**PROVIDED TEXT**
"""

How AI is Changing Engineering Docs 📑
A practical guide on how to think about docs in the age of AI.
Here's a thought experiment: tomorrow morning, an AI wakes up with perfect knowledge of every programming language, framework, and design pattern ever created. It can read any codebase, understand any system, and generate any documentation you ask for.
What happens to all the docs we've been writing?
This isn't science fiction — we're already halfway there. AI can parse most codebases in seconds, explain complex algorithms better than most humans, and generate API docs that would take days to write manually.
Which brings us to an uncomfortable question: if AI can understand code without docs, and can write better docs than most humans... what's the point of documentation anymore?
The answer, it turns out, is more complex than you'd think.
We're witnessing a fundamental rewiring of how engineering knowledge works. What we write, how we write it, who writes it, and even why we write it at all.
Now, if you ask me, it was about time. The stats about the effectiveness of developer docs have always been grim:
64% of developers spend over 30 minutes daily searching for information
26% waste more than an hour
That's weeks lost every year, and it has always been hard to figure out why:
Some teams get there because of little to no docs, and overly relying on tribal knowledge.
Others literally drown in docs — Confluence pages, READMEs, Slack threads — and devs can't reliably find what they need.
So the issue isn't strictly quantity — it’s about the whole lifecycle: from recording the right things, to retrieving them at the right time, to keeping them up to date.
This is where AI has the potential to change everything, even if we are still figuring out how.
Today we’ll dive deep into this transformation. We'll explore why AI makes some documentation obsolete while making other types more crucial than ever. We'll examine how teams are already adapting their workflows, and what the future of engineering knowledge looks like when AI can understand your codebase better than you do.
To help me with this, I am bringing in Dennis Pilarinos, founder of Unblocked, who I interviewed just recently on the podcast. Dennis has worked on dev tools his whole career, from holding Director roles at Microsoft and Amazon, to founding Buddybuild (and selling it to Apple), to now building Unblocked.
We touched on some of these topics during our chat, and it was so enlightening that I thought we should absolutely write a full piece on it!
So here's what we'll cover:
🔍 The 30min search problem — why traditional docs fail despite our best efforts
🤖 The AI docs paradox — how AI both needs docs and makes them obsolete
🔄 A new docs workflow — reimagining writing, reading, and maintaining docs
🔮 The future of docs — what engineering knowledge looks like in 2026 and beyond
Let's dive in!
Disclaimer: I am a fan of what Dennis and the team are building at Unblocked, and I am grateful they partnered on this piece. However, I will only write my unbiased opinion about the practices and tools covered here, including Unblocked.
🔍 The 30min search problem
Let's start with a familiar scene:
Sarah, a senior engineer, needs to understand how the payment processing service handles refunds. Twenty minutes later, she's opened various pages on Confluence (”is this up to date?” she wonders), searched on Slack, checked Github READMEs, and scanned PR comments (just joking — who has the time to do that?!)

"""

**SET OF TASKS**
- a) In the article on AI and engineering docs, what percentage of developers spend over 30 minutes daily searching for information?
- b) Copy word for word the part of the article on AI and engineering docs starting with "This isn't science" and going on through "to write manually.".

**ENTRIES**
"""

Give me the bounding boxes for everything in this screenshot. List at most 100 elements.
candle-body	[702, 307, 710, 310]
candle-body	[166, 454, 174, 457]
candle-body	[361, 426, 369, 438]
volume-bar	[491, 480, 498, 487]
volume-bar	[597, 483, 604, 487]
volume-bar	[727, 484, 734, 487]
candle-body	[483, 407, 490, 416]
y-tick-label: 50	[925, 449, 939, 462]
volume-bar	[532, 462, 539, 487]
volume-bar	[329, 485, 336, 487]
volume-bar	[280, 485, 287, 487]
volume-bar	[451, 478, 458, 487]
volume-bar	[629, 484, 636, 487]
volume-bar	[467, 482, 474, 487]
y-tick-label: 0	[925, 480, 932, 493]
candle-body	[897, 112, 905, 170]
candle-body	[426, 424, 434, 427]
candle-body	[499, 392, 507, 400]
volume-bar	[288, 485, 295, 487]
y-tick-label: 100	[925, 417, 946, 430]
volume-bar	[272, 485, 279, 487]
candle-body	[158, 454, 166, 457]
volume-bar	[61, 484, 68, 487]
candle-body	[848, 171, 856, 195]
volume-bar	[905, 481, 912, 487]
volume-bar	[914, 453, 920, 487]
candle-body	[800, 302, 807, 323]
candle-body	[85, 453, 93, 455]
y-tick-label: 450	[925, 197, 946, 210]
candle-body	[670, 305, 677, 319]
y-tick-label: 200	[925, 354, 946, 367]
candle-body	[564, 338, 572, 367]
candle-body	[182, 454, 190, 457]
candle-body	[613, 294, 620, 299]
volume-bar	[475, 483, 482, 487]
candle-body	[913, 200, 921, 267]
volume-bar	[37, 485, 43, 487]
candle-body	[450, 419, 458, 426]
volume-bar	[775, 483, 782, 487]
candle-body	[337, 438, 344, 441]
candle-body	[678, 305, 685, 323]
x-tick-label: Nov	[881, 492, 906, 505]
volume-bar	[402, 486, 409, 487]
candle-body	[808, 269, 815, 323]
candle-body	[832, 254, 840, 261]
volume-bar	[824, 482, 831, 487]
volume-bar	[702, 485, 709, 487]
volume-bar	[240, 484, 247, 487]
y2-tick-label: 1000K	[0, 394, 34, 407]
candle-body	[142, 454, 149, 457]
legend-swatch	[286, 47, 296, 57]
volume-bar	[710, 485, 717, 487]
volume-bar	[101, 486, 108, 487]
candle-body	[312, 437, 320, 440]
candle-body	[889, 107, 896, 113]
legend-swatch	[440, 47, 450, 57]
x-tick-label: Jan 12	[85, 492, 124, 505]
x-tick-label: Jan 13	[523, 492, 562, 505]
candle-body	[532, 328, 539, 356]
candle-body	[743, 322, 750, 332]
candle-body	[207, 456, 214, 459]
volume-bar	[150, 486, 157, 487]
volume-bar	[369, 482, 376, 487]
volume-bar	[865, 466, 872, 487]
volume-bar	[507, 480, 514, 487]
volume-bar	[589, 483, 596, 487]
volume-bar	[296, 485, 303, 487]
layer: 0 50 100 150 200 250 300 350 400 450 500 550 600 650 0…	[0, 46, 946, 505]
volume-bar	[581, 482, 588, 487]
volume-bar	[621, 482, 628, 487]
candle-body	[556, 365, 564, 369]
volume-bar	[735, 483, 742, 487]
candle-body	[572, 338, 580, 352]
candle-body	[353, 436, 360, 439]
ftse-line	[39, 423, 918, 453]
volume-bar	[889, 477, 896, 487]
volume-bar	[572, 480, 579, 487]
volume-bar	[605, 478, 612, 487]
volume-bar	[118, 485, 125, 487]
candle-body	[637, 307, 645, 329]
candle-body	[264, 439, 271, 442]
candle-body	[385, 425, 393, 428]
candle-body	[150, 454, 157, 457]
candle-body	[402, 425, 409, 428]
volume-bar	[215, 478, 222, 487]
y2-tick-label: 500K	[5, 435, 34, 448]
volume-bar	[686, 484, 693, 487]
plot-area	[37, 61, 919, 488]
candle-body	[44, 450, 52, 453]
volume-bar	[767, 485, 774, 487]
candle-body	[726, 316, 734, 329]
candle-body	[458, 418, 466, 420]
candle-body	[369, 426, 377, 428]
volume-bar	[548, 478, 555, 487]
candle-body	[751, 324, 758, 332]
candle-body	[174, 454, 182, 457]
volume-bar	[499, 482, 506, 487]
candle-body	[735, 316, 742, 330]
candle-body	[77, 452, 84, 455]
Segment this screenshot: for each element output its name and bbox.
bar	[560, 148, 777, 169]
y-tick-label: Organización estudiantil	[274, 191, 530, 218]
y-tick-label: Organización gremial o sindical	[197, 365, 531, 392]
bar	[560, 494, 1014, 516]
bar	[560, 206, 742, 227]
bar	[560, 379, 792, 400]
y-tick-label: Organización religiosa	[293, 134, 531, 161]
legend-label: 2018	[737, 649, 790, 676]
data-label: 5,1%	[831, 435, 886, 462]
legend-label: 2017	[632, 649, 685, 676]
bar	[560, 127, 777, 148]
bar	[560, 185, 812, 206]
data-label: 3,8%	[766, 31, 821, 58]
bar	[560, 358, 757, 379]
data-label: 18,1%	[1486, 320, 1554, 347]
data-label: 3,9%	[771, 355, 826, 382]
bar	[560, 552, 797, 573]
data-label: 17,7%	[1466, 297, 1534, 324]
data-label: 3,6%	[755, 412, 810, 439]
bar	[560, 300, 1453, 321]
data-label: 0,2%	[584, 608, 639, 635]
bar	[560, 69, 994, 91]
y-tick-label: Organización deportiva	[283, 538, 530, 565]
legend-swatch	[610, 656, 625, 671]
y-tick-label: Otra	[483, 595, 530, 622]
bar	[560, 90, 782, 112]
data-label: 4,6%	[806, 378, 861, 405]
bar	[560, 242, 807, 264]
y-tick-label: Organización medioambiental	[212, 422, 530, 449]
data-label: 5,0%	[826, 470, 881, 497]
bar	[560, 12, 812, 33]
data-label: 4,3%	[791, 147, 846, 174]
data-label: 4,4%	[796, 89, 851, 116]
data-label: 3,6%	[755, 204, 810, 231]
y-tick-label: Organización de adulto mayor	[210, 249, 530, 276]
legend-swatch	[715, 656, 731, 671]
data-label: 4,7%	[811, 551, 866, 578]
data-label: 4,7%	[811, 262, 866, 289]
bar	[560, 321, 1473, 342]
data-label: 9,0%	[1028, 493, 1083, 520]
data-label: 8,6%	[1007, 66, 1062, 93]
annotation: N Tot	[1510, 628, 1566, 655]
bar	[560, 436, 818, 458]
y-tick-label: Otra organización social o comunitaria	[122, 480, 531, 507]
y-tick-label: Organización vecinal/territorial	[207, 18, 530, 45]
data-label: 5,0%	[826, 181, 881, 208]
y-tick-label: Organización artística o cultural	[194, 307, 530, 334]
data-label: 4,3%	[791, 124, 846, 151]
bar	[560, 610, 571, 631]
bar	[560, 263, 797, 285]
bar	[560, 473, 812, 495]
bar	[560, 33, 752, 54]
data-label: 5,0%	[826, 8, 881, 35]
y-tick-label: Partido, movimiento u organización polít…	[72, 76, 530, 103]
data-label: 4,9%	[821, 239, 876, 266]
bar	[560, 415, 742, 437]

"""

**RESULTS FOR EACH TASK**
- a) 64%

- b)
This isn't science fiction — we're already halfway there. AI can parse most codebases in seconds, explain complex algorithms better than most humans, and generate API docs that would take days to write manually.